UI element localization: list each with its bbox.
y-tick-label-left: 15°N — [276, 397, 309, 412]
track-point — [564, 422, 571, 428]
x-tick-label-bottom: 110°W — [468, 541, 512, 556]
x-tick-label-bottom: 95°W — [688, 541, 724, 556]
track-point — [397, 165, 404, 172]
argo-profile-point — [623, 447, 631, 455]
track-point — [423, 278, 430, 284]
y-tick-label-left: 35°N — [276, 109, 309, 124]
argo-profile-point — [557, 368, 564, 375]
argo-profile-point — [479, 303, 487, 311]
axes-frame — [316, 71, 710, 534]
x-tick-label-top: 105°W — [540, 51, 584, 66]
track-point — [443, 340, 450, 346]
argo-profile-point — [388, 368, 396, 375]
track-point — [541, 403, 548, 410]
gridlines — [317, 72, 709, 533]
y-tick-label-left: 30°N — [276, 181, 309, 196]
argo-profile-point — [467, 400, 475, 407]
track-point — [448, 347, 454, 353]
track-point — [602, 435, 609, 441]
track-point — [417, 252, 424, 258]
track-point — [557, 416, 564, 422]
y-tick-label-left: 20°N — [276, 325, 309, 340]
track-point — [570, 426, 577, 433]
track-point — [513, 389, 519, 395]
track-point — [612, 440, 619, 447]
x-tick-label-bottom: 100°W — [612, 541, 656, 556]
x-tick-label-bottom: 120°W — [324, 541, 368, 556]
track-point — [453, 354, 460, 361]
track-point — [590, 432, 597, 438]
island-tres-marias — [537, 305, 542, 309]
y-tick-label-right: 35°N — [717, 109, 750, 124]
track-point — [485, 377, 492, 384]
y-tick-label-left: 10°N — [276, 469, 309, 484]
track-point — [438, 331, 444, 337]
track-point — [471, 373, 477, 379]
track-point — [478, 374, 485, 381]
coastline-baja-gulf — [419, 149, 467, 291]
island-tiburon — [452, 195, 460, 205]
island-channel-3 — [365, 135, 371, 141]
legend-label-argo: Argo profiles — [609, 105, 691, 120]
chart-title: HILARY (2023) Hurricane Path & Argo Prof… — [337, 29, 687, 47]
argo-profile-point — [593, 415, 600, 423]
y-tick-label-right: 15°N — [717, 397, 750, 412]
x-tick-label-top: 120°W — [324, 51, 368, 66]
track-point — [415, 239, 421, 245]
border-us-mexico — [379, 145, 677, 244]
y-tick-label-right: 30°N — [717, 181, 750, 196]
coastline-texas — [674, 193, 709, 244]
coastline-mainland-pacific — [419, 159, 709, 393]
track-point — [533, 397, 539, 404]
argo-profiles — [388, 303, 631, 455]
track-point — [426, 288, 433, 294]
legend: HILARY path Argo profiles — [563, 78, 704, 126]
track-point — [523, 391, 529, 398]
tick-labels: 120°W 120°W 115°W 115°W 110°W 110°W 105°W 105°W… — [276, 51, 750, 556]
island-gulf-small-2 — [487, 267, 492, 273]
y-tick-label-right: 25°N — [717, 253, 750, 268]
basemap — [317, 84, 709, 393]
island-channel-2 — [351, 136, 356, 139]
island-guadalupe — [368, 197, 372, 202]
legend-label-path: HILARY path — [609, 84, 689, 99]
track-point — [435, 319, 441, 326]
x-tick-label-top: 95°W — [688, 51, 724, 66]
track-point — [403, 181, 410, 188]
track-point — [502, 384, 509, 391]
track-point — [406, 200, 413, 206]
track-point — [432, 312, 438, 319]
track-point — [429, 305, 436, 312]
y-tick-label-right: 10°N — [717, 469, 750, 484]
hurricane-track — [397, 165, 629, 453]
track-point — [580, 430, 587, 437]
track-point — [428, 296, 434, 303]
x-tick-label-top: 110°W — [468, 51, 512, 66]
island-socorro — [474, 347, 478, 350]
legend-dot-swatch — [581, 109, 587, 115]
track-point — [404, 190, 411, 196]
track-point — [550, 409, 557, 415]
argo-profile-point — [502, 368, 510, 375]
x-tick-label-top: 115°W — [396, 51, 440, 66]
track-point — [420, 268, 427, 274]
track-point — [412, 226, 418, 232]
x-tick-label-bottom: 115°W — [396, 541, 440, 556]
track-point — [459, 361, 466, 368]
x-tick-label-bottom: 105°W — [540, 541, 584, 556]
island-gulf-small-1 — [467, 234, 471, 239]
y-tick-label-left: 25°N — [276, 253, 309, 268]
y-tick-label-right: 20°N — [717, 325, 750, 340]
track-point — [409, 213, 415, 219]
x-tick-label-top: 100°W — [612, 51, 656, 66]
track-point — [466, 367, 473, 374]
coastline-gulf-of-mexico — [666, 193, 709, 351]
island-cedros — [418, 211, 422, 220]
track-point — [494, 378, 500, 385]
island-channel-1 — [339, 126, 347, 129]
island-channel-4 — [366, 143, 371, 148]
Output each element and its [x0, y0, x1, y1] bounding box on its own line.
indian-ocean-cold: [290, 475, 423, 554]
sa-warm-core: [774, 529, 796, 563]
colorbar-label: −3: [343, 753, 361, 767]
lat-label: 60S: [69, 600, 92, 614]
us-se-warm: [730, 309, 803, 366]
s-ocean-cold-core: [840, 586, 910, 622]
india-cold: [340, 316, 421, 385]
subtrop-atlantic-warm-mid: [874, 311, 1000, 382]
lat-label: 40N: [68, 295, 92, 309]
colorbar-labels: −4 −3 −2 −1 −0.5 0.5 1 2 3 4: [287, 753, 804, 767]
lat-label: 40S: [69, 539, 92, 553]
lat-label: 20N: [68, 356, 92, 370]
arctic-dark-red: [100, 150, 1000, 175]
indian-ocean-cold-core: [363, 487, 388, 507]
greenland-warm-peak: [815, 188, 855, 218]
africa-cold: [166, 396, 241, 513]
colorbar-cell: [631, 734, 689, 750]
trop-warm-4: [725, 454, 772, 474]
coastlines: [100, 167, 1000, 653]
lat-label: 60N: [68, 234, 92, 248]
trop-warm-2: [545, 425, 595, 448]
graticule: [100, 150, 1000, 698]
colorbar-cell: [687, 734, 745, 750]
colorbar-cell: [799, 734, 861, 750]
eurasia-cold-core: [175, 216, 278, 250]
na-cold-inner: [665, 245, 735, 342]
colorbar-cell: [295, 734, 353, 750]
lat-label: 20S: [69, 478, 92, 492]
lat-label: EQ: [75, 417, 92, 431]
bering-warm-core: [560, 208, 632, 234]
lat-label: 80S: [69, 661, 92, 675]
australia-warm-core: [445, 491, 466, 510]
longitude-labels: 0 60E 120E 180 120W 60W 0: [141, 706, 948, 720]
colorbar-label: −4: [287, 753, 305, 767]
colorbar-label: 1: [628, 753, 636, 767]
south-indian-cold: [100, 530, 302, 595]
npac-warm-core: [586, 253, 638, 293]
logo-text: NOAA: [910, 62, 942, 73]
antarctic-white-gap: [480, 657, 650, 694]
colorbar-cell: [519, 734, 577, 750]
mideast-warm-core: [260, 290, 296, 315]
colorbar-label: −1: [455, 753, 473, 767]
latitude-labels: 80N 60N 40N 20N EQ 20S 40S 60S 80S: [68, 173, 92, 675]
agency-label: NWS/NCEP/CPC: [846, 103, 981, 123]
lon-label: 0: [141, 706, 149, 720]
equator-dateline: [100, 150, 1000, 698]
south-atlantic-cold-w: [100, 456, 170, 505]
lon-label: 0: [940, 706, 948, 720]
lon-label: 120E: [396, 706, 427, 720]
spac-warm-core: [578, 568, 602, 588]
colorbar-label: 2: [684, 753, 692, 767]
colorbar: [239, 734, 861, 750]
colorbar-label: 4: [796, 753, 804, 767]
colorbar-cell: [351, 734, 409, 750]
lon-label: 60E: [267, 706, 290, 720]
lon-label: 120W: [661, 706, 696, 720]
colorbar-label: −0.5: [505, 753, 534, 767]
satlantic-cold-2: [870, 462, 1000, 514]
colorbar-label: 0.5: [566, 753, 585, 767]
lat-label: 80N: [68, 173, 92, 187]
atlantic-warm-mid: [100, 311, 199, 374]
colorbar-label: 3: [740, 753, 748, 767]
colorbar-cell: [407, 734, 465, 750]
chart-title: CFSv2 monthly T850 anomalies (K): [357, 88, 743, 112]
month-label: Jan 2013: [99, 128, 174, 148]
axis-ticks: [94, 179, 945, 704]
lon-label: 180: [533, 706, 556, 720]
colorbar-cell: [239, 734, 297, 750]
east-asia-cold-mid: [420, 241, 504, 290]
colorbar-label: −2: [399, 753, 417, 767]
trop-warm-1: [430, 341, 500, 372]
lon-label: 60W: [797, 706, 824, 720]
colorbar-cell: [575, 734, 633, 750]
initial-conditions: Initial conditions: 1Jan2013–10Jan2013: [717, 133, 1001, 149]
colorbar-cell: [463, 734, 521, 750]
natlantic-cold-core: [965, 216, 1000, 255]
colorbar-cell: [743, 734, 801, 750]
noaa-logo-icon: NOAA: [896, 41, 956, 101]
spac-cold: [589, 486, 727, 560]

_What you are asked to do_: Turn the material from its first line through the line containing "track-point — [423, 278, 430, 284]", both included, into a JSON list of strings with one string per line and no blank lines.

_The completed task_:
[
  "UI element localization: list each with its bbox.",
  "y-tick-label-left: 15°N — [276, 397, 309, 412]",
  "track-point — [564, 422, 571, 428]",
  "x-tick-label-bottom: 110°W — [468, 541, 512, 556]",
  "x-tick-label-bottom: 95°W — [688, 541, 724, 556]",
  "track-point — [397, 165, 404, 172]",
  "argo-profile-point — [623, 447, 631, 455]",
  "track-point — [423, 278, 430, 284]"
]